# Task goal
Using the listing below, extract each line that has the word "Area" in it.

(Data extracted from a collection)
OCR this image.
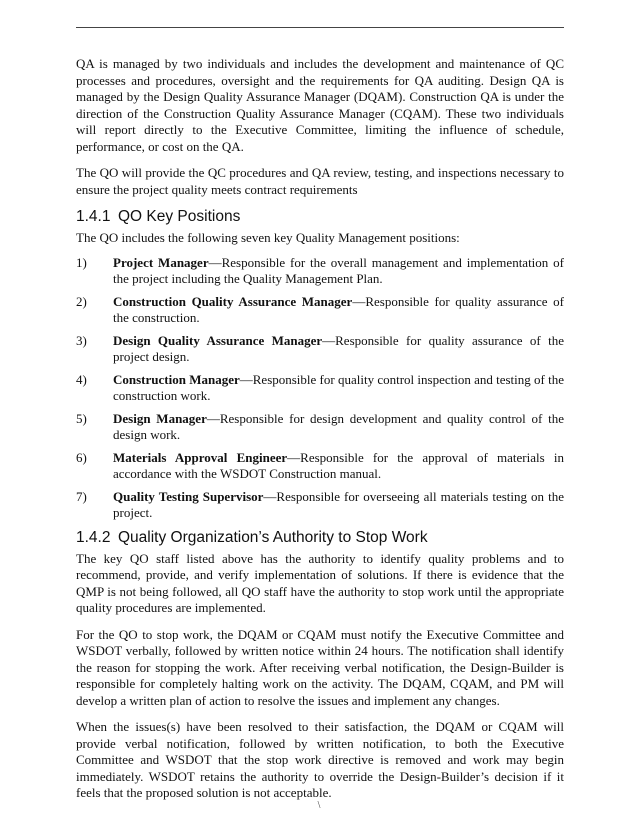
QA is managed by two individuals and includes the development and maintenance of QC processes and procedures, oversight and the requirements for QA auditing. Design QA is managed by the Design Quality Assurance Manager (DQAM). Construction QA is under the direction of the Construction Quality Assurance Manager (CQAM). These two individuals will report directly to the Executive Committee, limiting the influence of schedule, performance, or cost on the QA.

The QO will provide the QC procedures and QA review, testing, and inspections necessary to ensure the project quality meets contract requirements

1.4.1 QO Key Positions

The QO includes the following seven key Quality Management positions:

1)	Project Manager—Responsible for the overall management and implementation of the project including the Quality Management Plan.
2)	Construction Quality Assurance Manager—Responsible for quality assurance of the construction.
3)	Design Quality Assurance Manager—Responsible for quality assurance of the project design.
4)	Construction Manager—Responsible for quality control inspection and testing of the construction work.
5)	Design Manager—Responsible for design development and quality control of the design work.
6)	Materials Approval Engineer—Responsible for the approval of materials in accordance with the WSDOT Construction manual.
7)	Quality Testing Supervisor—Responsible for overseeing all materials testing on the project.
1.4.2 Quality Organization’s Authority to Stop Work

The key QO staff listed above has the authority to identify quality problems and to recommend, provide, and verify implementation of solutions. If there is evidence that the QMP is not being followed, all QO staff have the authority to stop work until the appropriate quality procedures are implemented.

For the QO to stop work, the DQAM or CQAM must notify the Executive Committee and WSDOT verbally, followed by written notice within 24 hours. The notification shall identify the reason for stopping the work. After receiving verbal notification, the Design-Builder is responsible for completely halting work on the activity. The DQAM, CQAM, and PM will develop a written plan of action to resolve the issues and implement any changes.

When the issues(s) have been resolved to their satisfaction, the DQAM or CQAM will provide verbal notification, followed by written notification, to both the Executive Committee and WSDOT that the stop work directive is removed and work may begin immediately. WSDOT retains the authority to override the Design-Builder’s decision if it feels that the proposed solution is not acceptable.

\
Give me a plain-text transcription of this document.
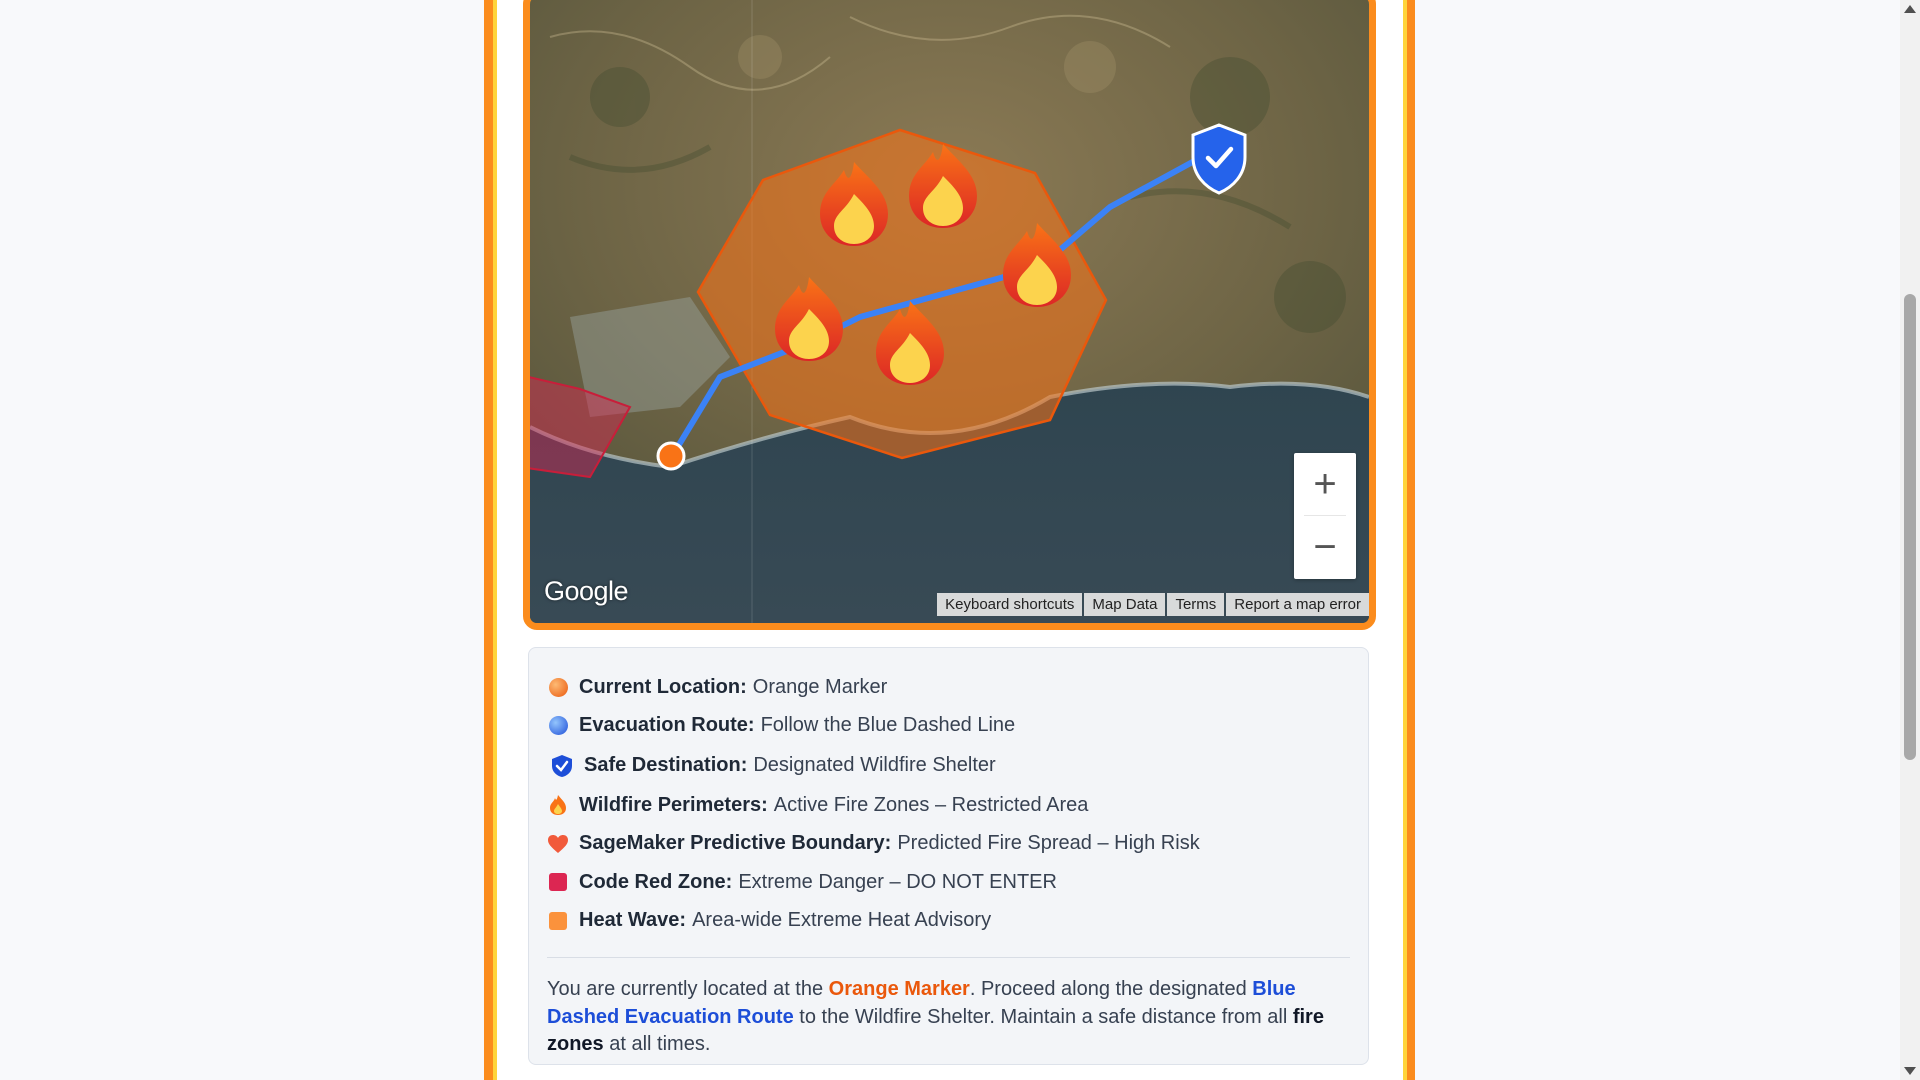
+
−
Google	Keyboard shortcuts	Map Data	Terms	Report a map error
Current Location: Orange Marker
Evacuation Route: Follow the Blue Dashed Line
Safe Destination: Designated Wildfire Shelter
Wildfire Perimeters: Active Fire Zones – Restricted Area
SageMaker Predictive Boundary: Predicted Fire Spread – High Risk
Code Red Zone: Extreme Danger – DO NOT ENTER
Heat Wave: Area-wide Extreme Heat Advisory
You are currently located at the Orange Marker. Proceed along the designated Blue Dashed Evacuation Route to the Wildfire Shelter. Maintain a safe distance from all fire zones at all times.
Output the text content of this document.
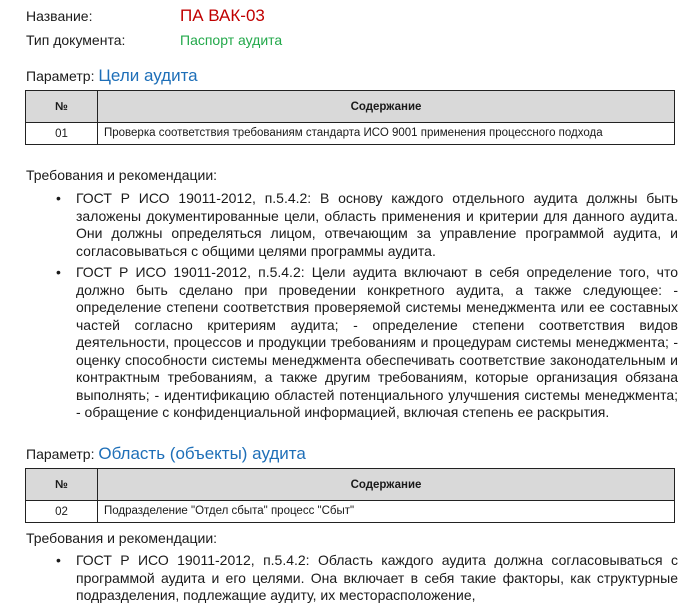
Название:	ПА ВАК-03
Тип документа:	Паспорт аудита
Параметр: Цели аудита
№	Содержание
01	Проверка соответствия требованиям стандарта ИСО 9001 применения процессного подхода
Требования и рекомендации:
• ГОСТ Р ИСО 19011-2012, п.5.4.2: В основу каждого отдельного аудита должны быть заложены документированные цели, область применения и критерии для данного аудита. Они должны определяться лицом, отвечающим за управление программой аудита, и согласовываться с общими целями программы аудита.
• ГОСТ Р ИСО 19011-2012, п.5.4.2: Цели аудита включают в себя определение того, что должно быть сделано при проведении конкретного аудита, а также следующее: - определение степени соответствия проверяемой системы менеджмента или ее составных частей согласно критериям аудита; - определение степени соответствия видов деятельности, процессов и продукции требованиям и процедурам системы менеджмента; - оценку способности системы менеджмента обеспечивать соответствие законодательным и контрактным требованиям, а также другим требованиям, которые организация обязана выполнять; - идентификацию областей потенциального улучшения системы менеджмента; - обращение с конфиденциальной информацией, включая степень ее раскрытия.
Параметр: Область (объекты) аудита
№	Содержание
02	Подразделение "Отдел сбыта" процесс "Сбыт"
Требования и рекомендации:
• ГОСТ Р ИСО 19011-2012, п.5.4.2: Область каждого аудита должна согласовываться с программой аудита и его целями. Она включает в себя такие факторы, как структурные подразделения, подлежащие аудиту, их месторасположение,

# Result
Wildfire Perimeters: Active Fire Zones – Restricted Area
Heat Wave: Area-wide Extreme Heat Advisory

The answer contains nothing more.